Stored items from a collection
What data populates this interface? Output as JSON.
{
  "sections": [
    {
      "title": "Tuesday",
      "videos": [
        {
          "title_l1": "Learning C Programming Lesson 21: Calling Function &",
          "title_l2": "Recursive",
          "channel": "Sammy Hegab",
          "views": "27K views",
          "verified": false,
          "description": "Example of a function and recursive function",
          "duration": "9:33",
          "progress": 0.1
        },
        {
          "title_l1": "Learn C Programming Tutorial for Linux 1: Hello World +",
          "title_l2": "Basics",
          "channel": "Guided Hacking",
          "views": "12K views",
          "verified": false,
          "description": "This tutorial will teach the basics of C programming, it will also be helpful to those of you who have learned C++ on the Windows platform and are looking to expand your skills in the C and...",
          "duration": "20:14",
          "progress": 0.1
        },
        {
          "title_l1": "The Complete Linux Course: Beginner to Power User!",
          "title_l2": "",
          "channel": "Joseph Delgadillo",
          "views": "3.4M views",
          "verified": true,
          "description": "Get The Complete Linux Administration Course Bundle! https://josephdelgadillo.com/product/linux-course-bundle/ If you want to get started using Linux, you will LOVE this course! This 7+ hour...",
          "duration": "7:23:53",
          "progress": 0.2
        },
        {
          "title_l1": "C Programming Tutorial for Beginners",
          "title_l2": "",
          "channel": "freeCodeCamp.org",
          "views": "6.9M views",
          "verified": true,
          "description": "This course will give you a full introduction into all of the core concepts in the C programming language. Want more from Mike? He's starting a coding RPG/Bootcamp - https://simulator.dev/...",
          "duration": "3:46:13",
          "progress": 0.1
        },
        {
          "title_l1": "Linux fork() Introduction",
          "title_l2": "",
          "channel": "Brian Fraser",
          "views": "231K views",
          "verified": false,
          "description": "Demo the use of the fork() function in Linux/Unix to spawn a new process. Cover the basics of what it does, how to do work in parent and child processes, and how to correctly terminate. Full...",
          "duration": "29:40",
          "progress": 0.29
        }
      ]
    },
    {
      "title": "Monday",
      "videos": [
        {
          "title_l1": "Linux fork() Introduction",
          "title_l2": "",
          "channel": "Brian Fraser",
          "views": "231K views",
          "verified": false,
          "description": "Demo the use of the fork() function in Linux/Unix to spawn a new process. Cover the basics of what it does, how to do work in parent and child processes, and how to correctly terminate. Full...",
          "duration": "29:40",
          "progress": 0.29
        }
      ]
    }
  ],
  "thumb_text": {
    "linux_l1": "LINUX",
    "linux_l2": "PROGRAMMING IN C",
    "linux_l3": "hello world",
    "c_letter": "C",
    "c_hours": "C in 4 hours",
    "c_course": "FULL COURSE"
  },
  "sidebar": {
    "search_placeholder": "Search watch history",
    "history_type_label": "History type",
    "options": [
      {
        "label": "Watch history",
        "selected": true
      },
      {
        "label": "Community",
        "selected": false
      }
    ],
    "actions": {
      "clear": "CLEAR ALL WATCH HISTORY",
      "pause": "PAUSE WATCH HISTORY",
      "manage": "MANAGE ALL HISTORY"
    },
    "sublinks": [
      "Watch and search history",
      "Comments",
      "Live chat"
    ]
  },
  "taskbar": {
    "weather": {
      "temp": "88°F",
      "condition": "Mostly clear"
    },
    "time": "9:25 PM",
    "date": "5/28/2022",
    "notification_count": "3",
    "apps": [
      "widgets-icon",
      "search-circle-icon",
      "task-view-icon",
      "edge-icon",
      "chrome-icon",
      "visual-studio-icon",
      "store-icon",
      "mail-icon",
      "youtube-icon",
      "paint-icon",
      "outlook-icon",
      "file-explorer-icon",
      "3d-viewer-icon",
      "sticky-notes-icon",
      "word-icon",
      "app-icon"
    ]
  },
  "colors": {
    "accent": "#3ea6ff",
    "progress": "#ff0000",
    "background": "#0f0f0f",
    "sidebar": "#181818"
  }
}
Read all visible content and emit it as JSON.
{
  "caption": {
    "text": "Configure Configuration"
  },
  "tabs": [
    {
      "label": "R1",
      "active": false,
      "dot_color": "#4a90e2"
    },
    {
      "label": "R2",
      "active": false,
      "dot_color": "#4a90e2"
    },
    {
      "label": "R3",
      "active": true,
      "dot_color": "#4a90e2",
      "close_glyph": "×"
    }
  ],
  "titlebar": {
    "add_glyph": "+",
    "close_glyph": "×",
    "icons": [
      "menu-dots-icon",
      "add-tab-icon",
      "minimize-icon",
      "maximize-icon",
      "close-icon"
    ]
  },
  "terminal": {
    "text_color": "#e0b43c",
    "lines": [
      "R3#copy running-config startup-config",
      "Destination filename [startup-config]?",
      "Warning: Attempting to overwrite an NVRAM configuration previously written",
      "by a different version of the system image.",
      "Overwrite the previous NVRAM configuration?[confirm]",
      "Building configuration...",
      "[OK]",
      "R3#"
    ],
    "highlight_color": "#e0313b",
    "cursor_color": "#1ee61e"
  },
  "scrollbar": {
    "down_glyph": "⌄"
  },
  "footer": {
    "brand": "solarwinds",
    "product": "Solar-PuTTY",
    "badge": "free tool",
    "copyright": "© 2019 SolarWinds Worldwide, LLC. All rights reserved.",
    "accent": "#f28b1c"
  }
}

:: GIVEN TASK ::
Tell how many lines contain the word "NVRAM", using only the number.

:: WORKED ANSWER ::
2